Dataset rows about figures
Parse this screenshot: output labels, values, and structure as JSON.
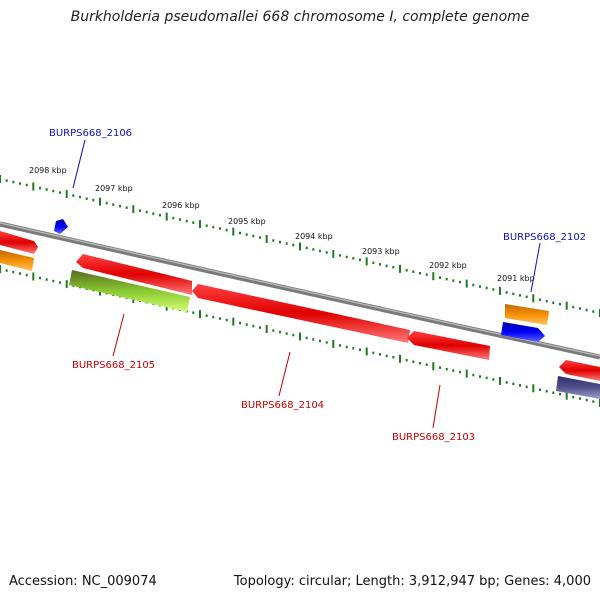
{
  "title": "Burkholderia pseudomallei 668 chromosome I, complete genome",
  "footer": {
    "accession": "Accession: NC_009074",
    "summary": "Topology: circular; Length: 3,912,947 bp; Genes: 4,000"
  },
  "colors": {
    "backbone": "#7a7a7a",
    "tick": "#1e7a1e",
    "gene_red": "#e00000",
    "gene_orange": "#f08a00",
    "gene_blue": "#0000ee",
    "gene_green": "#7fc21a",
    "gene_purple": "#50508a",
    "label_blue": "#1010c0",
    "label_red": "#cc0000"
  },
  "scale_labels": [
    "2098 kbp",
    "2097 kbp",
    "2096 kbp",
    "2095 kbp",
    "2094 kbp",
    "2093 kbp",
    "2092 kbp",
    "2091 kbp"
  ],
  "gene_labels": {
    "g2106": "BURPS668_2106",
    "g2105": "BURPS668_2105",
    "g2104": "BURPS668_2104",
    "g2103": "BURPS668_2103",
    "g2102": "BURPS668_2102"
  }
}
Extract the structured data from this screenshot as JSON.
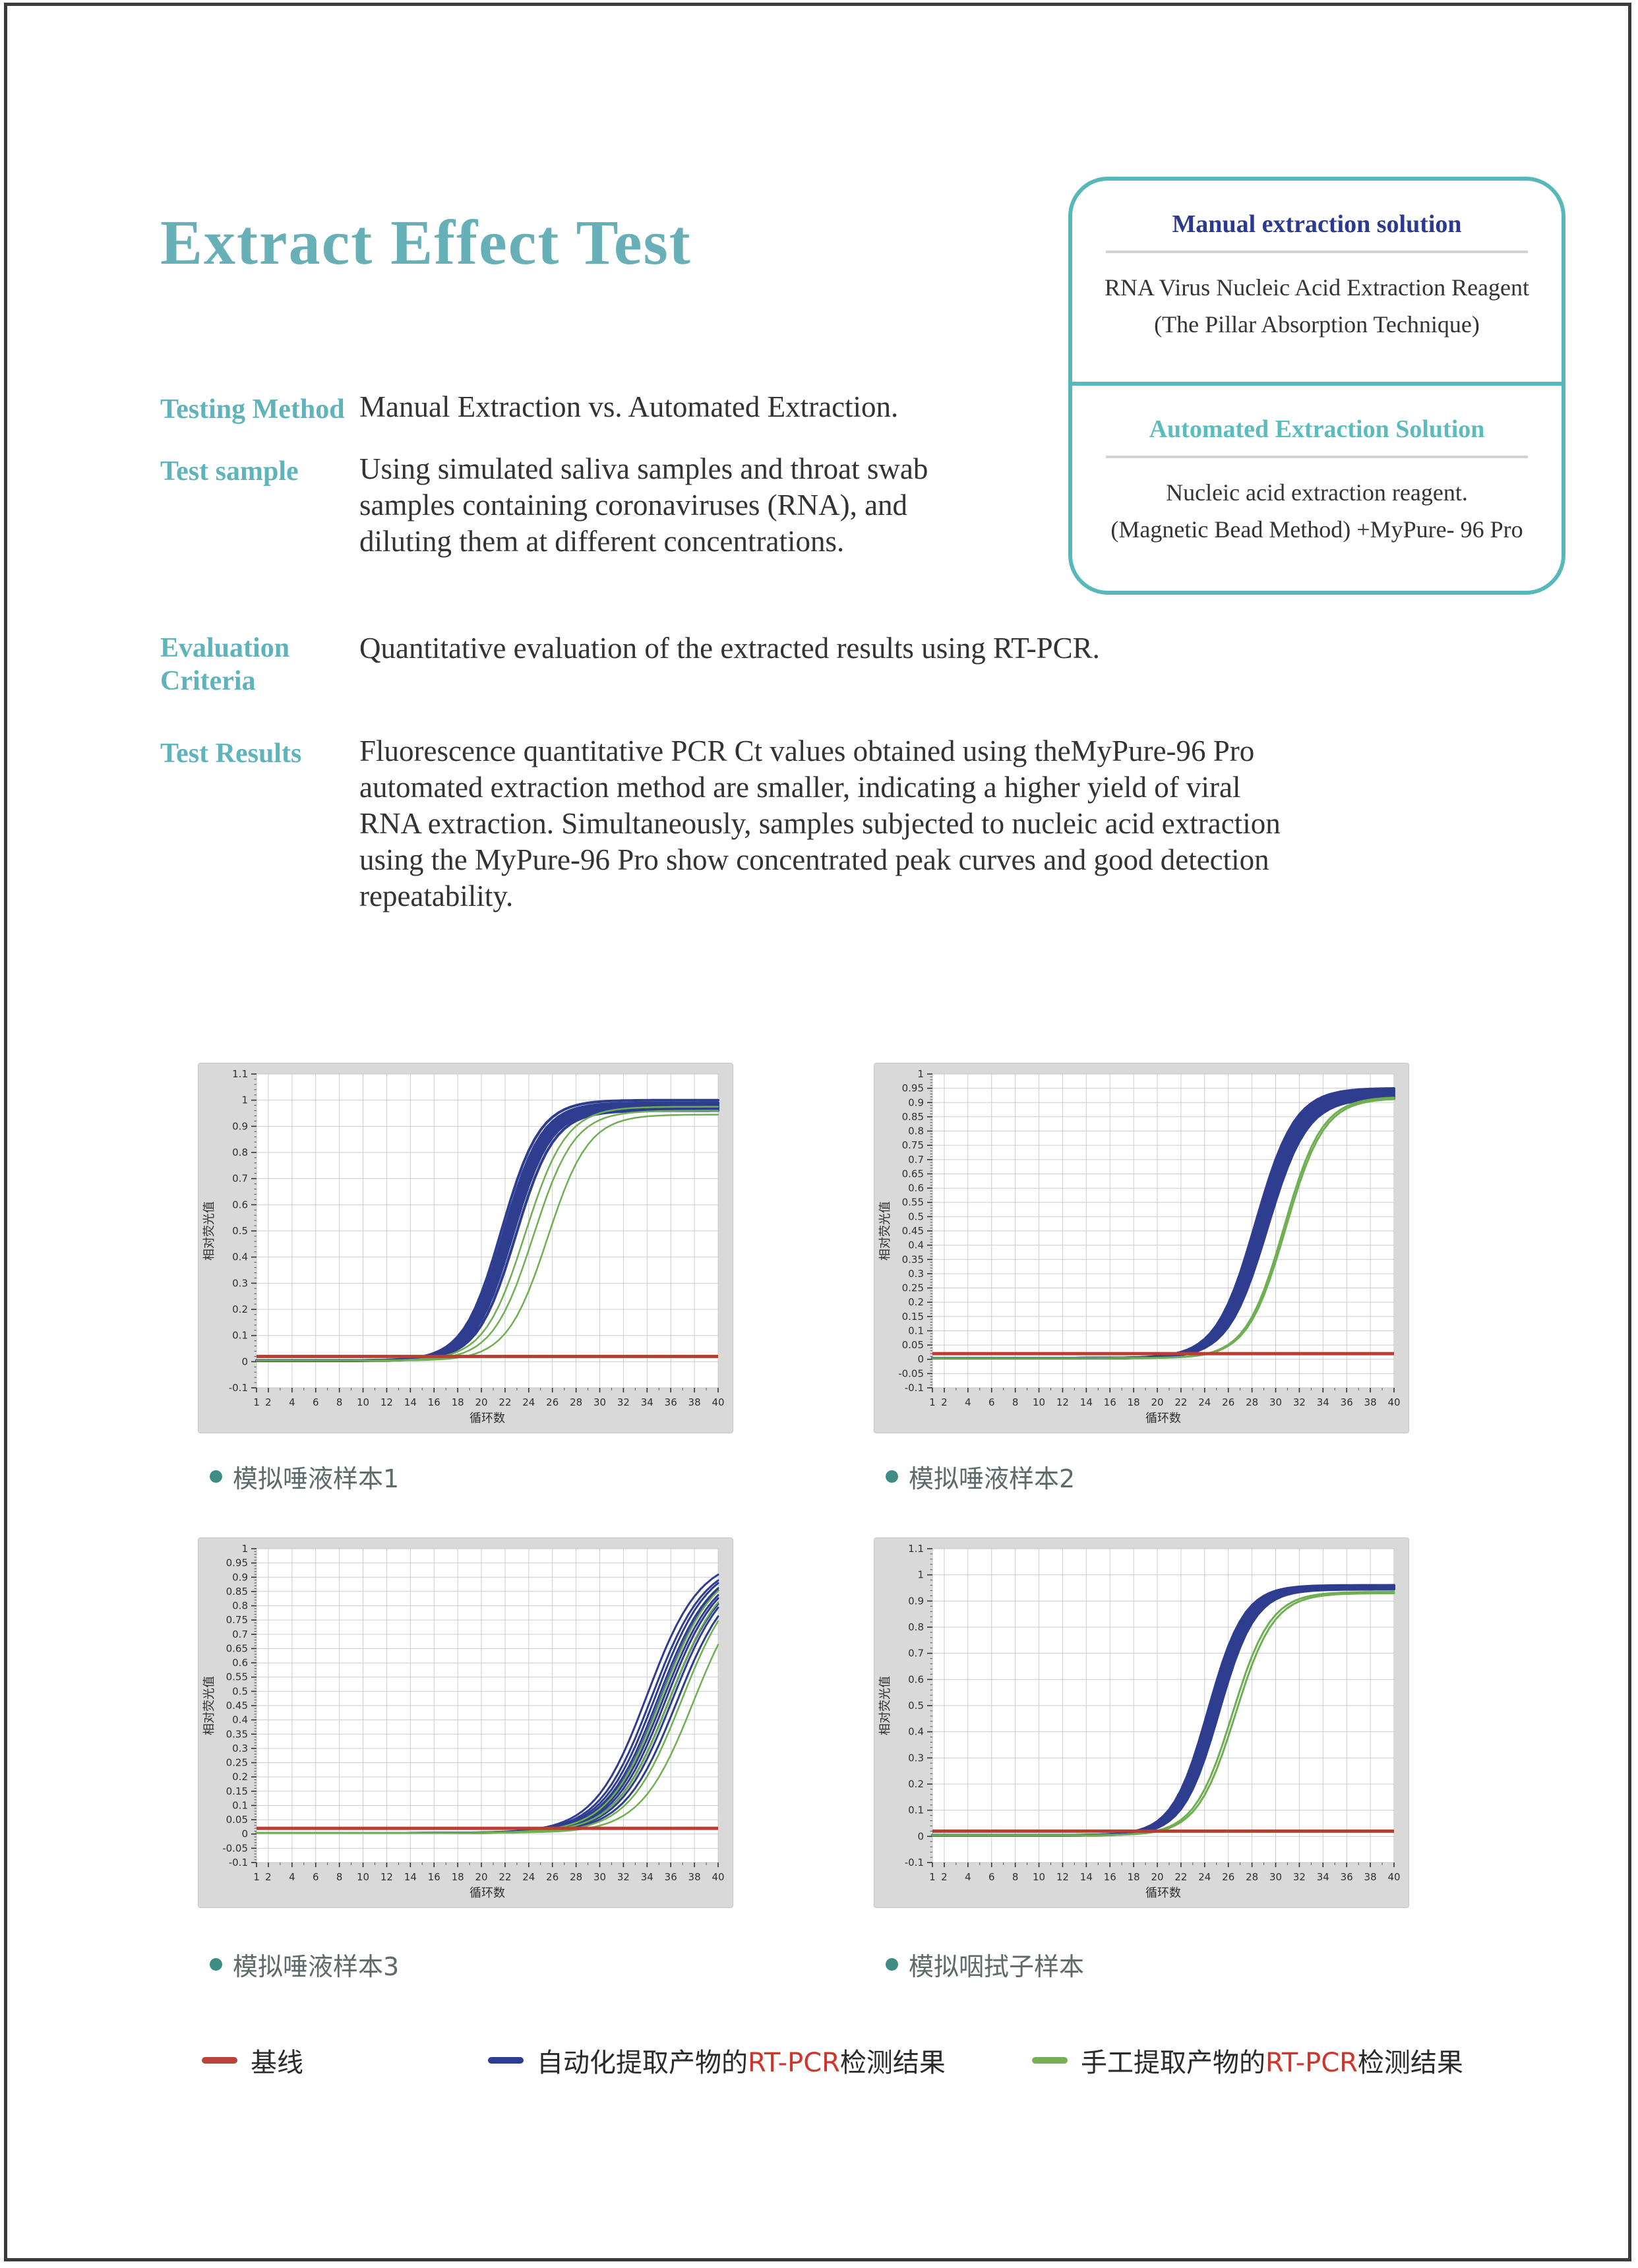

◆ EXERCISE DETAILS: Retype the entries verbatim and drop the pictures.

◆ EXPECTED ANSWER:
Parse this screenshot: output labels, values, and structure as JSON.
{
  "title": "Burkholderia pseudomallei 668 chromosome I, complete genome",
  "footer": {
    "accession": "Accession: NC_009074",
    "summary": "Topology: circular; Length: 3,912,947 bp; Genes: 4,000"
  },
  "colors": {
    "backbone": "#7a7a7a",
    "tick": "#1e7a1e",
    "gene_red": "#e00000",
    "gene_orange": "#f08a00",
    "gene_blue": "#0000ee",
    "gene_green": "#7fc21a",
    "gene_purple": "#50508a",
    "label_blue": "#1010c0",
    "label_red": "#cc0000"
  },
  "scale_labels": [
    "2098 kbp",
    "2097 kbp",
    "2096 kbp",
    "2095 kbp",
    "2094 kbp",
    "2093 kbp",
    "2092 kbp",
    "2091 kbp"
  ],
  "gene_labels": {
    "g2106": "BURPS668_2106",
    "g2105": "BURPS668_2105",
    "g2104": "BURPS668_2104",
    "g2103": "BURPS668_2103",
    "g2102": "BURPS668_2102"
  }
}
Extract the structured data from this screenshot as JSON.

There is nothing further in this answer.